* Material provided *
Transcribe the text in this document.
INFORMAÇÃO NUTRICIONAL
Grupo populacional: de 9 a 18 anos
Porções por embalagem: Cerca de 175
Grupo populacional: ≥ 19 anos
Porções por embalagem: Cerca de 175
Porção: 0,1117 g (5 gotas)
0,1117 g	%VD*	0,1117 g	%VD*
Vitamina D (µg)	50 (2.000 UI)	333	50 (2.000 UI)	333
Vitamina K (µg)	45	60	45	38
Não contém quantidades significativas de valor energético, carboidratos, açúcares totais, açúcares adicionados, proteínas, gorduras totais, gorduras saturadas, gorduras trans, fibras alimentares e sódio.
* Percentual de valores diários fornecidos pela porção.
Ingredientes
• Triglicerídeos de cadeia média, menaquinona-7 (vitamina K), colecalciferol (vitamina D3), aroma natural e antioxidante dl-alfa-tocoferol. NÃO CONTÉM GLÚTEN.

* Goal *
Every line above should be printed again exactly as it stands.

* Written reply *
Transcribe the text in this document.
INFORMAÇÃO NUTRICIONAL
Grupo populacional: de 9 a 18 anos
Porções por embalagem: Cerca de 175
Grupo populacional: ≥ 19 anos
Porções por embalagem: Cerca de 175
Porção: 0,1117 g (5 gotas)
0,1117 g	%VD*	0,1117 g	%VD*
Vitamina D (µg)	50 (2.000 UI)	333	50 (2.000 UI)	333
Vitamina K (µg)	45	60	45	38
Não contém quantidades significativas de valor energético, carboidratos, açúcares totais, açúcares adicionados, proteínas, gorduras totais, gorduras saturadas, gorduras trans, fibras alimentares e sódio.
* Percentual de valores diários fornecidos pela porção.
Ingredientes
• Triglicerídeos de cadeia média, menaquinona-7 (vitamina K), colecalciferol (vitamina D3), aroma natural e antioxidante dl-alfa-tocoferol. NÃO CONTÉM GLÚTEN.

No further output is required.